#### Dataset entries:

....................

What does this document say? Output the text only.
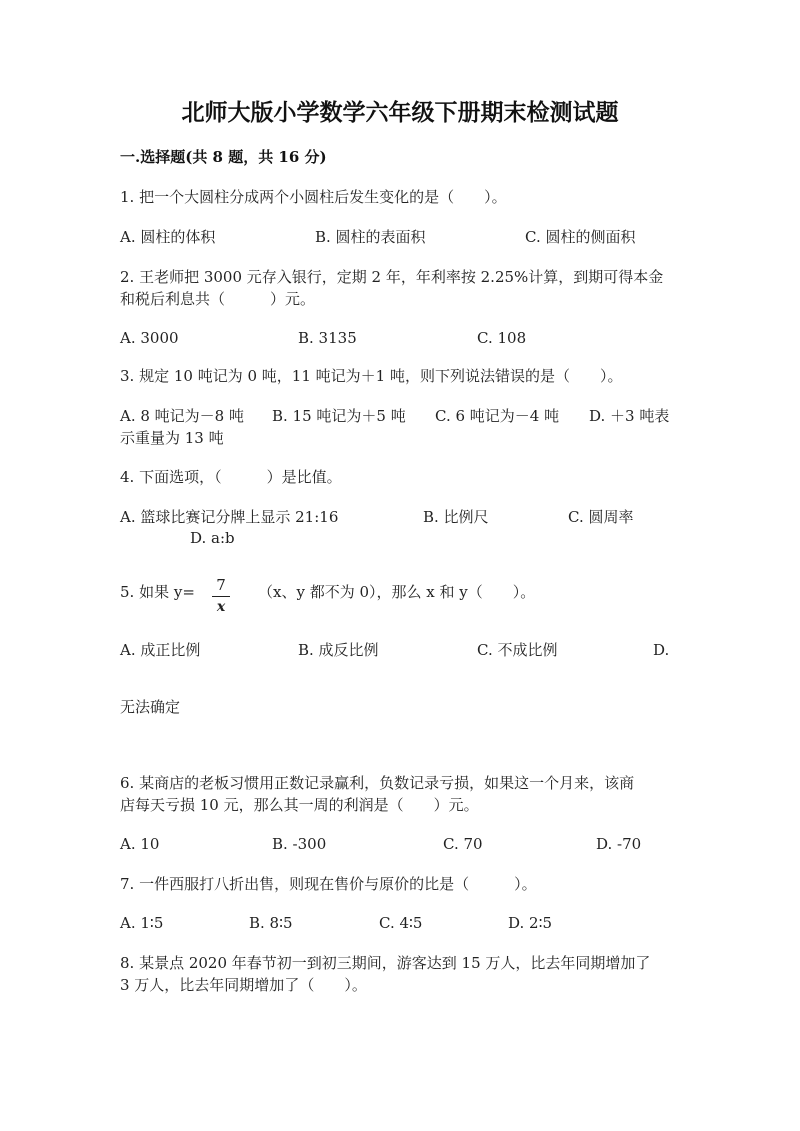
北师大版小学数学六年级下册期末检测试题
一.选择题(共 8 题，共 16 分)
1. 把一个大圆柱分成两个小圆柱后发生变化的是（　　）。
A. 圆柱的体积	B. 圆柱的表面积	C. 圆柱的侧面积
2. 王老师把 3000 元存入银行，定期 2 年，年利率按 2.25%计算，到期可得本金
和税后利息共（　　　）元。
A. 3000	B. 3135	C. 108
3. 规定 10 吨记为 0 吨，11 吨记为＋1 吨，则下列说法错误的是（　　）。
A. 8 吨记为－8 吨 B. 15 吨记为＋5 吨 C. 6 吨记为－4 吨 D. ＋3 吨表
示重量为 13 吨
4. 下面选项，（　　　）是比值。
A. 篮球比赛记分牌上显示 21:16	B. 比例尺	C. 圆周率
D. a:b
5. 如果 y=	7
x
（x、y 都不为 0），那么 x 和 y（　　）。
A. 成正比例	B. 成反比例	C. 不成比例	D.
无法确定
6. 某商店的老板习惯用正数记录赢利，负数记录亏损，如果这一个月来，该商
店每天亏损 10 元，那么其一周的利润是（　　）元。
A. 10	B. -300	C. 70	D. -70
7. 一件西服打八折出售，则现在售价与原价的比是（　　　）。
A. 1∶5	B. 8∶5	C. 4∶5	D. 2∶5
8. 某景点 2020 年春节初一到初三期间，游客达到 15 万人，比去年同期增加了
3 万人，比去年同期增加了（　　）。
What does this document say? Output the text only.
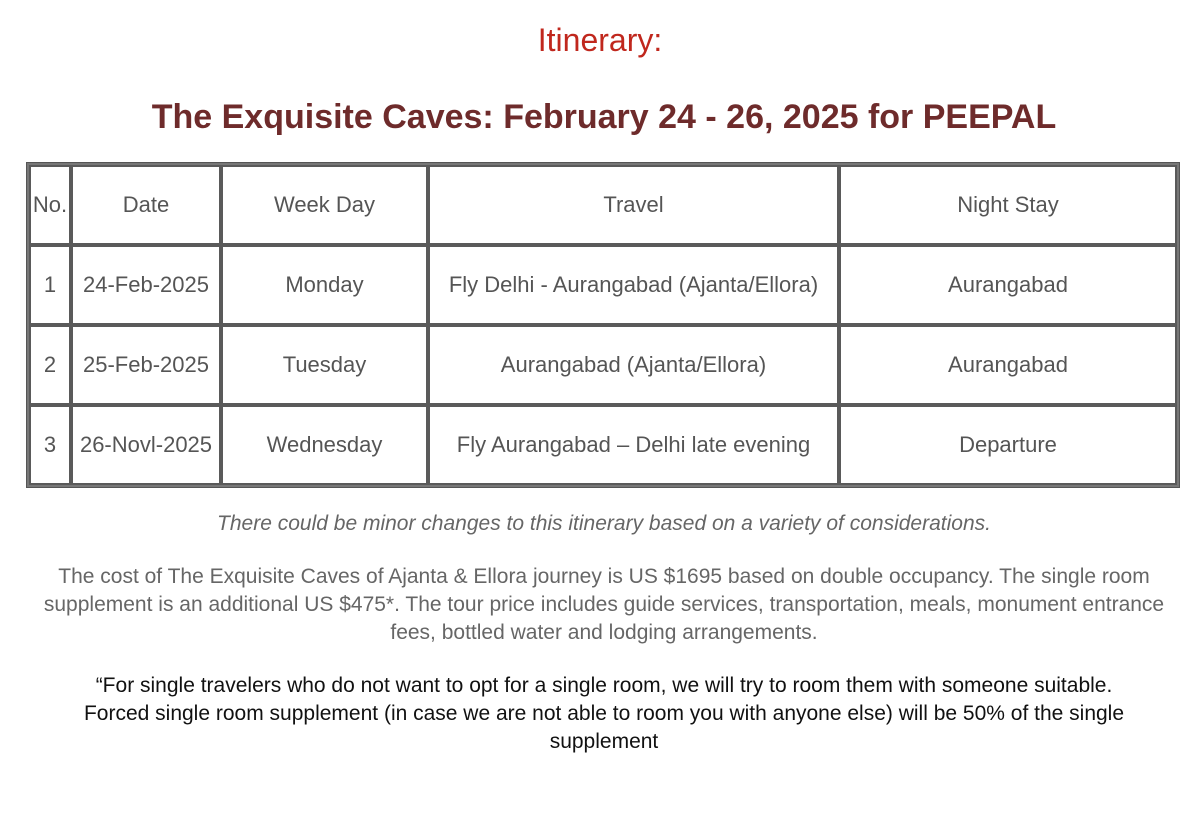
Itinerary:
The Exquisite Caves: February 24 - 26, 2025 for PEEPAL
No.	Date	Week Day	Travel	Night Stay
1	24-Feb-2025	Monday	Fly Delhi - Aurangabad (Ajanta/Ellora)	Aurangabad
2	25-Feb-2025	Tuesday	Aurangabad (Ajanta/Ellora)	Aurangabad
3	26-Novl-2025	Wednesday	Fly Aurangabad – Delhi late evening	Departure
There could be minor changes to this itinerary based on a variety of considerations.

The cost of The Exquisite Caves of Ajanta & Ellora journey is US $1695 based on double occupancy. The single room supplement is an additional US $475*. The tour price includes guide services, transportation, meals, monument entrance fees, bottled water and lodging arrangements.

“For single travelers who do not want to opt for a single room, we will try to room them with someone suitable.

Forced single room supplement (in case we are not able to room you with anyone else) will be 50% of the single supplement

....................

#### The task:
Take the listing above and restate it word for word, without its pictures.

#### Exercise answer:
What does this document say? Output the text only.
北师大版小学数学六年级下册期末检测试题
一.选择题(共 8 题，共 16 分)
1. 把一个大圆柱分成两个小圆柱后发生变化的是（　　）。
A. 圆柱的体积	B. 圆柱的表面积	C. 圆柱的侧面积
2. 王老师把 3000 元存入银行，定期 2 年，年利率按 2.25%计算，到期可得本金
和税后利息共（　　　）元。
A. 3000	B. 3135	C. 108
3. 规定 10 吨记为 0 吨，11 吨记为＋1 吨，则下列说法错误的是（　　）。
A. 8 吨记为－8 吨 B. 15 吨记为＋5 吨 C. 6 吨记为－4 吨 D. ＋3 吨表
示重量为 13 吨
4. 下面选项，（　　　）是比值。
A. 篮球比赛记分牌上显示 21:16	B. 比例尺	C. 圆周率
D. a:b
5. 如果 y=	7
x
（x、y 都不为 0），那么 x 和 y（　　）。
A. 成正比例	B. 成反比例	C. 不成比例	D.
无法确定
6. 某商店的老板习惯用正数记录赢利，负数记录亏损，如果这一个月来，该商
店每天亏损 10 元，那么其一周的利润是（　　）元。
A. 10	B. -300	C. 70	D. -70
7. 一件西服打八折出售，则现在售价与原价的比是（　　　）。
A. 1∶5	B. 8∶5	C. 4∶5	D. 2∶5
8. 某景点 2020 年春节初一到初三期间，游客达到 15 万人，比去年同期增加了
3 万人，比去年同期增加了（　　）。
What does this document say? Output the text only.
Itinerary:
The Exquisite Caves: February 24 - 26, 2025 for PEEPAL
No.	Date	Week Day	Travel	Night Stay
1	24-Feb-2025	Monday	Fly Delhi - Aurangabad (Ajanta/Ellora)	Aurangabad
2	25-Feb-2025	Tuesday	Aurangabad (Ajanta/Ellora)	Aurangabad
3	26-Novl-2025	Wednesday	Fly Aurangabad – Delhi late evening	Departure
There could be minor changes to this itinerary based on a variety of considerations.

The cost of The Exquisite Caves of Ajanta & Ellora journey is US $1695 based on double occupancy. The single room supplement is an additional US $475*. The tour price includes guide services, transportation, meals, monument entrance fees, bottled water and lodging arrangements.

“For single travelers who do not want to opt for a single room, we will try to room them with someone suitable.

Forced single room supplement (in case we are not able to room you with anyone else) will be 50% of the single supplement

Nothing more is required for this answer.